### To do
Copy each line that holds "floral".

### Records provided
# # # #

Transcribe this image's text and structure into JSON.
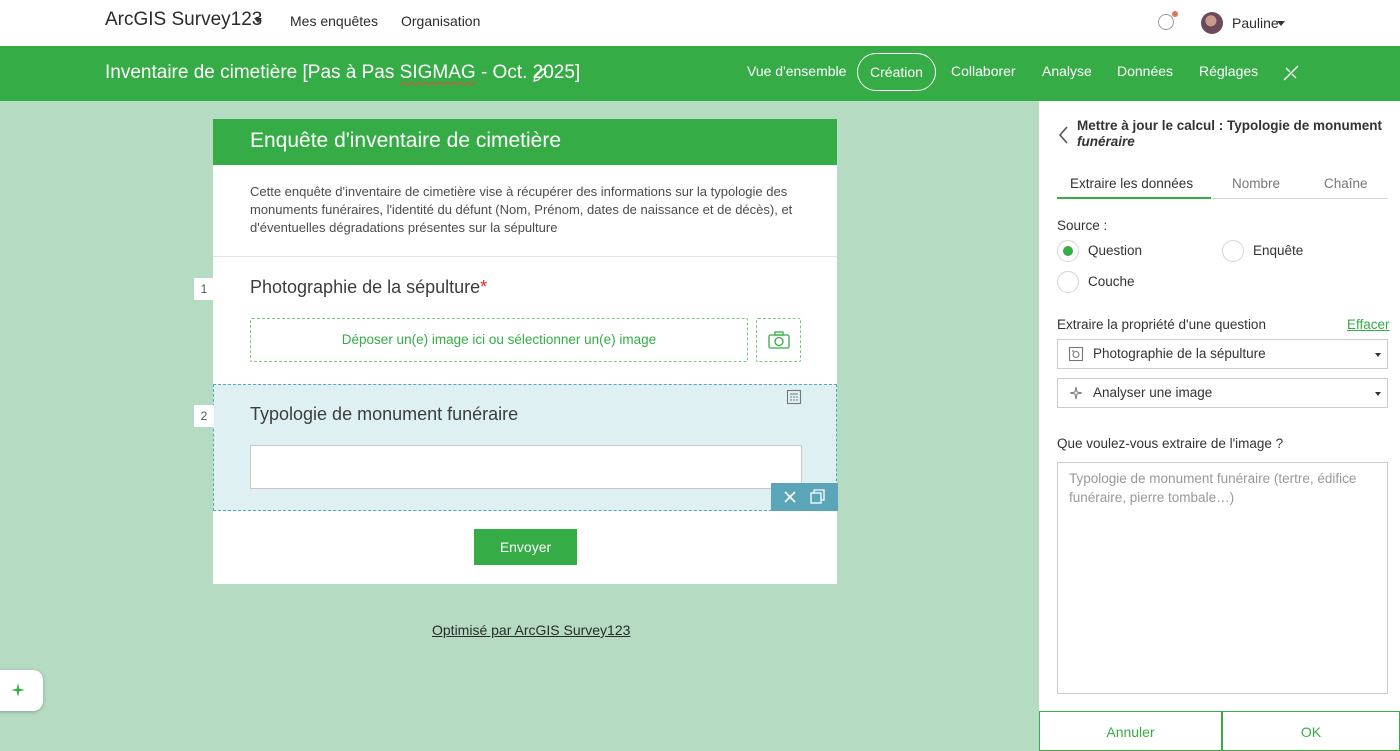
{
  "topbar": {
    "brand": "ArcGIS Survey123",
    "links": [
      "Mes enquêtes",
      "Organisation"
    ],
    "user": "Pauline"
  },
  "greenbar": {
    "title_before": "Inventaire de cimetière [Pas à Pas ",
    "title_underlined": "SIGMAG",
    "title_after": " - Oct. 2025]",
    "nav": [
      "Vue d'ensemble",
      "Création",
      "Collaborer",
      "Analyse",
      "Données",
      "Réglages"
    ],
    "active_tab": "Création"
  },
  "form": {
    "header": "Enquête d'inventaire de cimetière",
    "description": "Cette enquête d'inventaire de cimetière vise à récupérer des informations sur la typologie des monuments funéraires, l'identité du défunt (Nom, Prénom, dates de naissance et de décès), et d'éventuelles dégradations présentes sur la sépulture",
    "questions": [
      {
        "number": "1",
        "label": "Photographie de la sépulture",
        "required_mark": "*",
        "dropzone": "Déposer un(e) image ici ou sélectionner un(e) image"
      },
      {
        "number": "2",
        "label": "Typologie de monument funéraire"
      }
    ],
    "submit": "Envoyer",
    "powered_by": "Optimisé par ArcGIS Survey123"
  },
  "panel": {
    "title_main": "Mettre à jour le calcul : Typologie de monument ",
    "title_sub": "funéraire",
    "tabs": [
      "Extraire les données",
      "Nombre",
      "Chaîne"
    ],
    "source_label": "Source :",
    "source_options": [
      "Question",
      "Enquête",
      "Couche"
    ],
    "source_selected": "Question",
    "extract_label": "Extraire la propriété d'une question",
    "clear": "Effacer",
    "question_select": "Photographie de la sépulture",
    "action_select": "Analyser une image",
    "prompt_label": "Que voulez-vous extraire de l'image ?",
    "prompt_placeholder": "Typologie de monument funéraire (tertre, édifice funéraire, pierre tombale…)",
    "cancel": "Annuler",
    "ok": "OK"
  },
  "colors": {
    "green": "#35ac46",
    "background": "#b5dcc2",
    "selected_question": "#def0f2",
    "toolbar_blue": "#5aa5b8"
  }
}
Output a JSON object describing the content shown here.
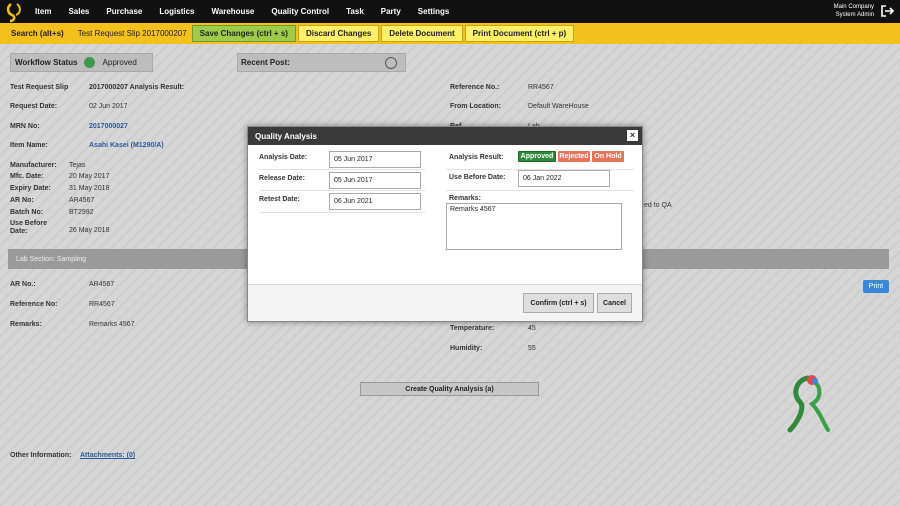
{
  "nav": {
    "items": [
      "Item",
      "Sales",
      "Purchase",
      "Logistics",
      "Warehouse",
      "Quality Control",
      "Task",
      "Party",
      "Settings"
    ],
    "company": "Main Company",
    "user": "System Admin"
  },
  "toolbar": {
    "search": "Search (alt+s)",
    "title": "Test Request Slip 2017000207",
    "save": "Save Changes (ctrl + s)",
    "discard": "Discard Changes",
    "delete": "Delete Document",
    "print": "Print Document (ctrl + p)"
  },
  "workflow": {
    "label": "Workflow Status",
    "status": "Approved"
  },
  "recent": {
    "label": "Recent Post:"
  },
  "slip": {
    "trs_label": "Test Request Slip",
    "trs_value": "2017000207 Analysis Result:",
    "request_date_label": "Request Date:",
    "request_date": "02 Jun 2017",
    "mrn_label": "MRN No:",
    "mrn": "2017000027",
    "item_label": "Item Name:",
    "item": "Asahi Kasei (M1290/A)",
    "manufacturer_label": "Manufacturer:",
    "manufacturer": "Tejas",
    "mfc_label": "Mfc. Date:",
    "mfc": "20 May 2017",
    "expiry_label": "Expiry Date:",
    "expiry": "31 May 2018",
    "ar_label": "AR No:",
    "ar": "AR4567",
    "batch_label": "Batch No:",
    "batch": "BT2992",
    "use_before_label": "Use Before Date:",
    "use_before": "26 May 2018",
    "ref_label": "Reference No.:",
    "ref": "RR4567",
    "from_label": "From Location:",
    "from": "Default WareHouse",
    "partial_r1": "Ref",
    "partial_v1": "Lab",
    "partial_qa": "ed to QA"
  },
  "lab": {
    "section": "Lab Section: Sampling",
    "ar_label": "AR No.:",
    "ar": "AR4567",
    "ref_label": "Reference No:",
    "ref": "RR4567",
    "remarks_label": "Remarks:",
    "remarks": "Remarks 4567",
    "temp_label": "Temperature:",
    "temp": "45",
    "hum_label": "Humidity:",
    "hum": "55",
    "print": "Print",
    "create": "Create Quality Analysis (a)"
  },
  "other": {
    "label": "Other Information:",
    "attachments": "Attachments: (0)"
  },
  "modal": {
    "title": "Quality Analysis",
    "close": "×",
    "analysis_date_label": "Analysis Date:",
    "analysis_date": "05 Jun 2017",
    "release_date_label": "Release Date:",
    "release_date": "05 Jun 2017",
    "retest_date_label": "Retest Date:",
    "retest_date": "06 Jun 2021",
    "result_label": "Analysis Result:",
    "approved": "Approved",
    "rejected": "Rejected",
    "on_hold": "On Hold",
    "use_before_label": "Use Before Date:",
    "use_before": "06 Jan 2022",
    "remarks_label": "Remarks:",
    "remarks": "Remarks 4567",
    "confirm": "Confirm (ctrl + s)",
    "cancel": "Cancel"
  },
  "colors": {
    "nav_bg": "#111111",
    "toolbar_bg": "#f4c01e",
    "approved": "#2e8b3a",
    "rejected": "#e8735a",
    "on_hold": "#e8735a",
    "print_btn": "#3a86d8"
  }
}
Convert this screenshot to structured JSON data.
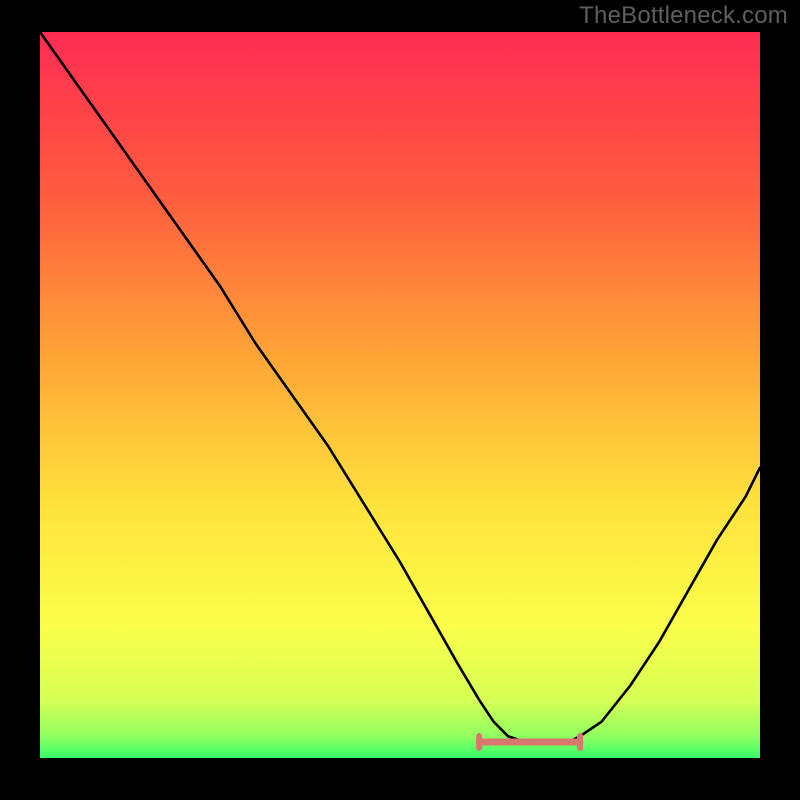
{
  "watermark": {
    "text": "TheBottleneck.com"
  },
  "chart_data": {
    "type": "line",
    "title": "",
    "xlabel": "",
    "ylabel": "",
    "xlim": [
      0,
      100
    ],
    "ylim": [
      0,
      100
    ],
    "grid": false,
    "legend": false,
    "series": [
      {
        "name": "bottleneck-curve",
        "x": [
          0,
          5,
          10,
          15,
          20,
          25,
          30,
          35,
          40,
          45,
          50,
          54,
          58,
          61,
          63,
          65,
          68,
          71,
          73,
          75,
          78,
          82,
          86,
          90,
          94,
          98,
          100
        ],
        "y": [
          100,
          93,
          86,
          79,
          72,
          65,
          57,
          50,
          43,
          35,
          27,
          20,
          13,
          8,
          5,
          3,
          2,
          2,
          2,
          3,
          5,
          10,
          16,
          23,
          30,
          36,
          40
        ]
      }
    ],
    "annotations": [
      {
        "name": "optimal-band",
        "x_range": [
          61,
          75
        ],
        "y": 2.2
      }
    ],
    "gradient_stops": [
      {
        "pct": 0,
        "color": "#ff2c54"
      },
      {
        "pct": 22,
        "color": "#ff5a3f"
      },
      {
        "pct": 45,
        "color": "#ffa637"
      },
      {
        "pct": 65,
        "color": "#ffe23d"
      },
      {
        "pct": 82,
        "color": "#faff4a"
      },
      {
        "pct": 92,
        "color": "#d6ff55"
      },
      {
        "pct": 97,
        "color": "#8fff60"
      },
      {
        "pct": 100,
        "color": "#36ff6a"
      }
    ]
  }
}
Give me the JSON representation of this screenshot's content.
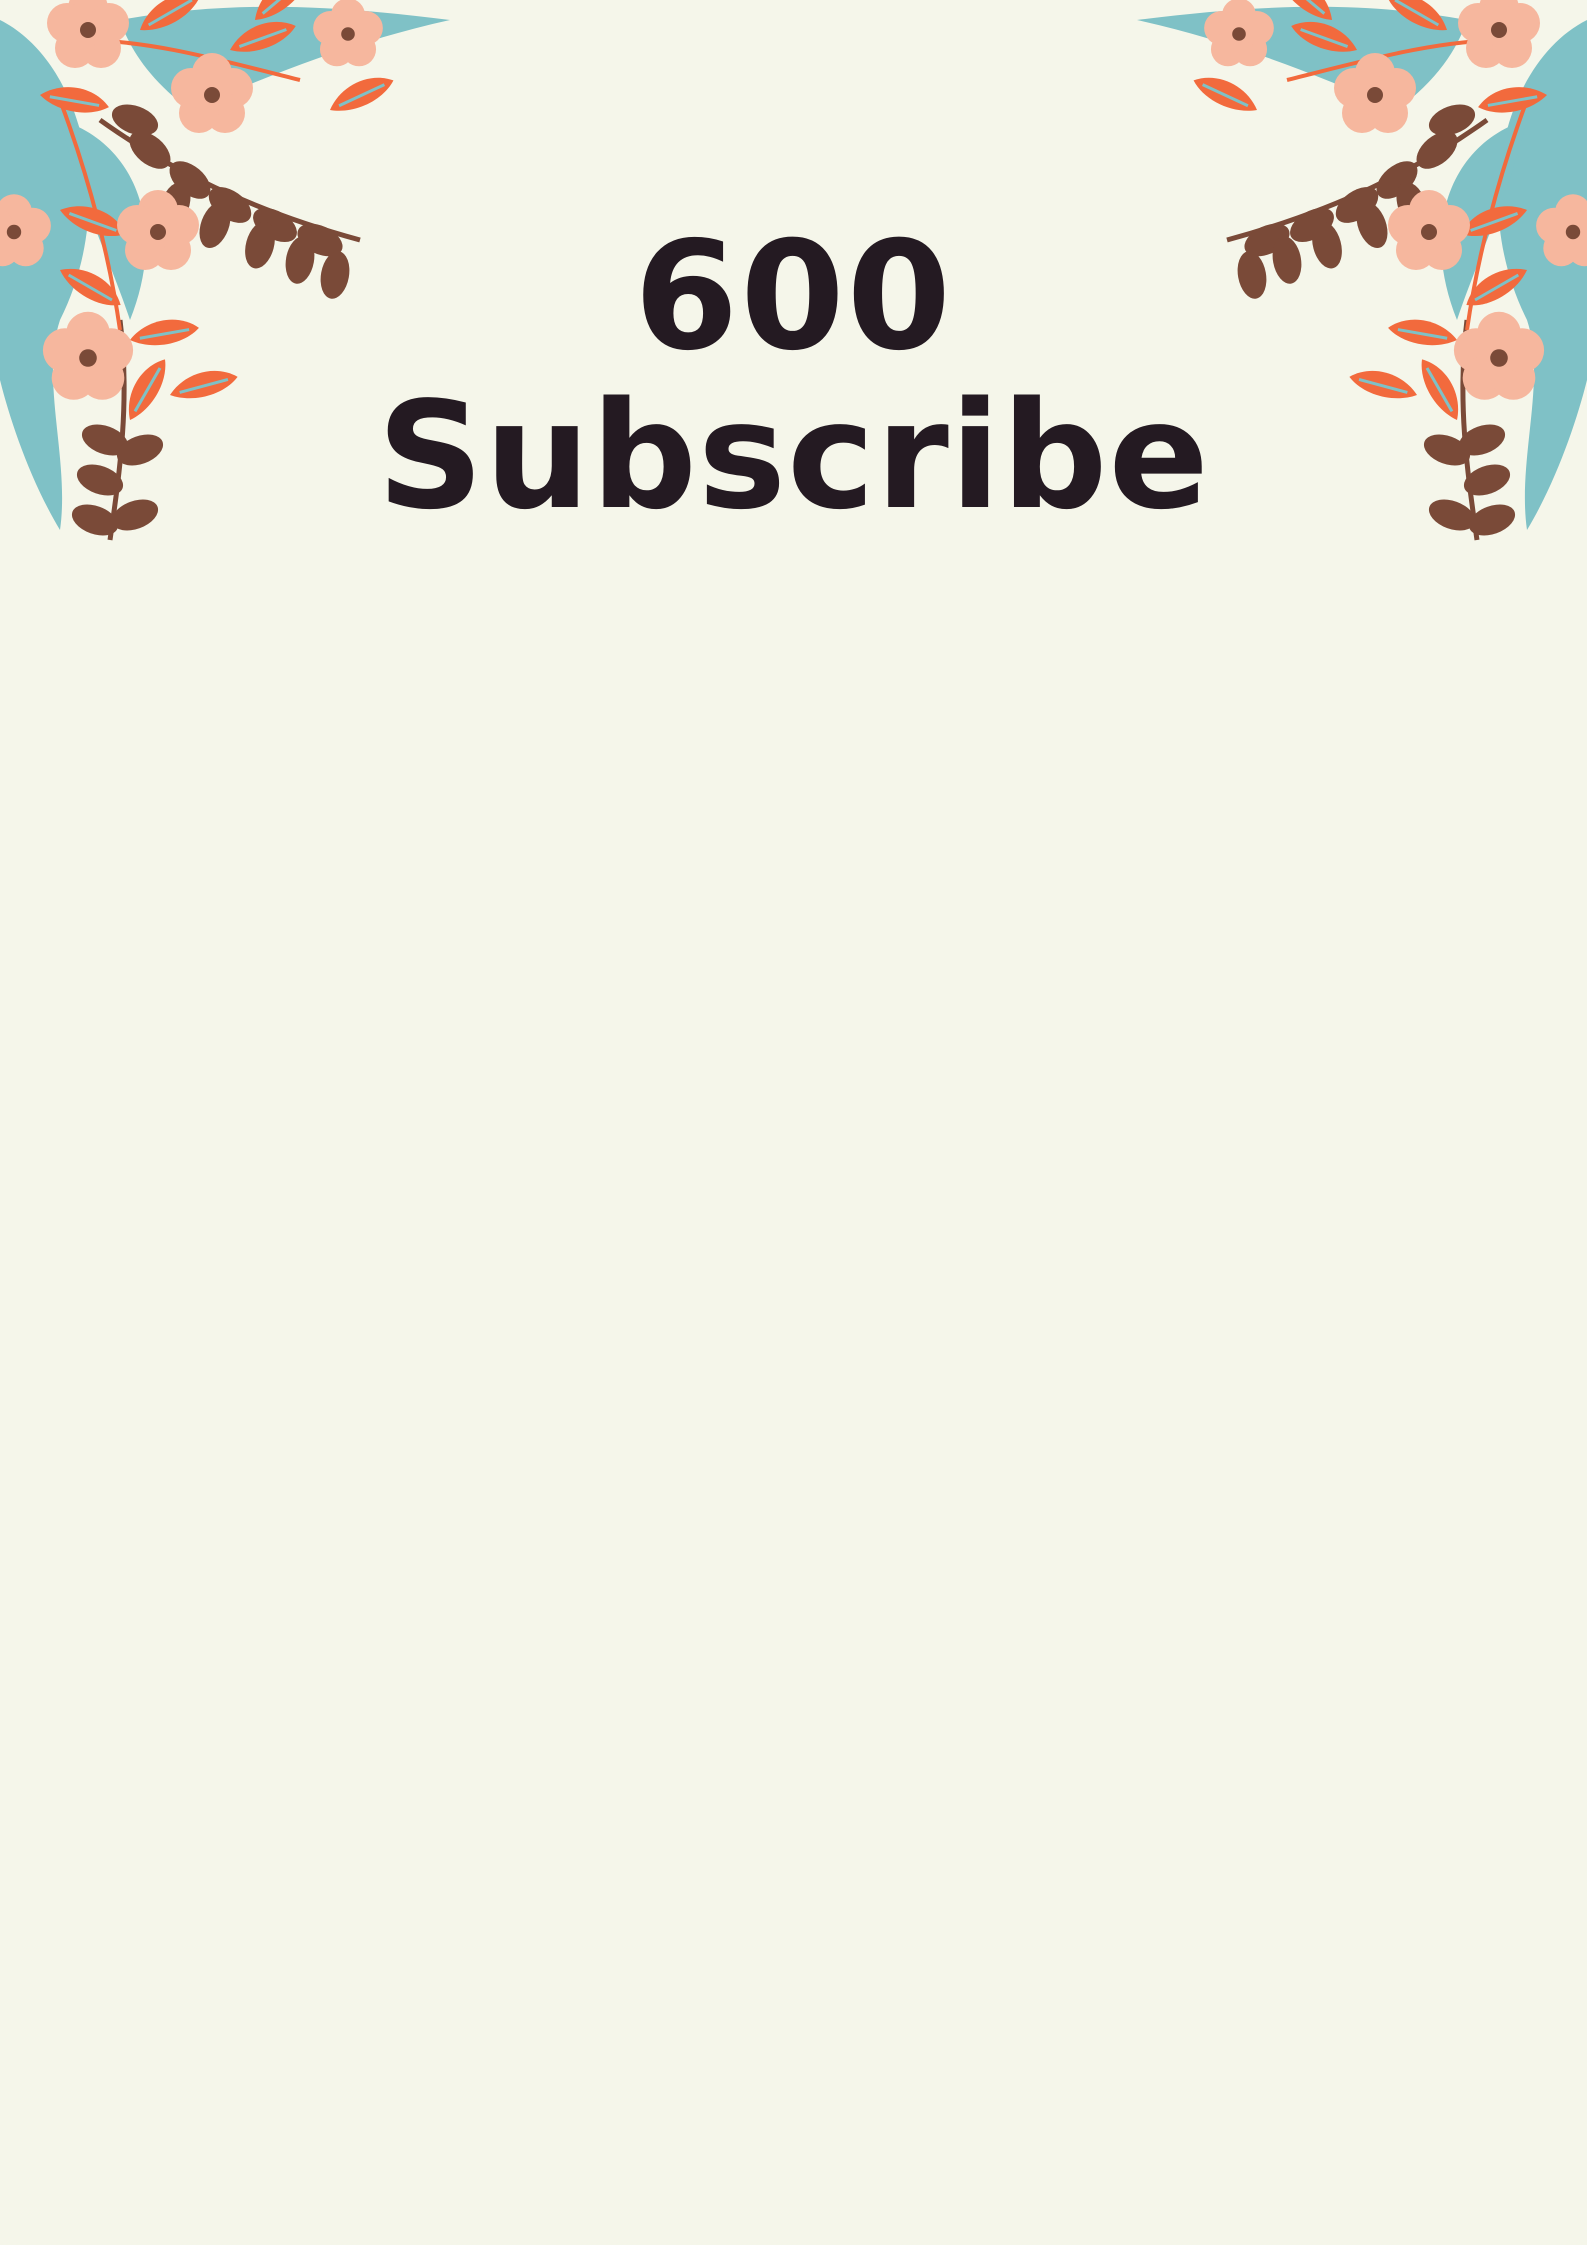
{
  "headline": {
    "count": "600",
    "label": "Subscribe"
  },
  "decoration": {
    "left": "floral-corner-left",
    "right": "floral-corner-right"
  },
  "colors": {
    "background": "#f5f6ea",
    "text": "#241a22",
    "leaf_teal": "#7fc1c6",
    "leaf_orange": "#f26a3d",
    "leaf_brown": "#7a4a38",
    "flower_peach": "#f6b79e"
  }
}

# # # #

### Solution below
    "left": "floral-corner-left",
    "right": "floral-corner-right"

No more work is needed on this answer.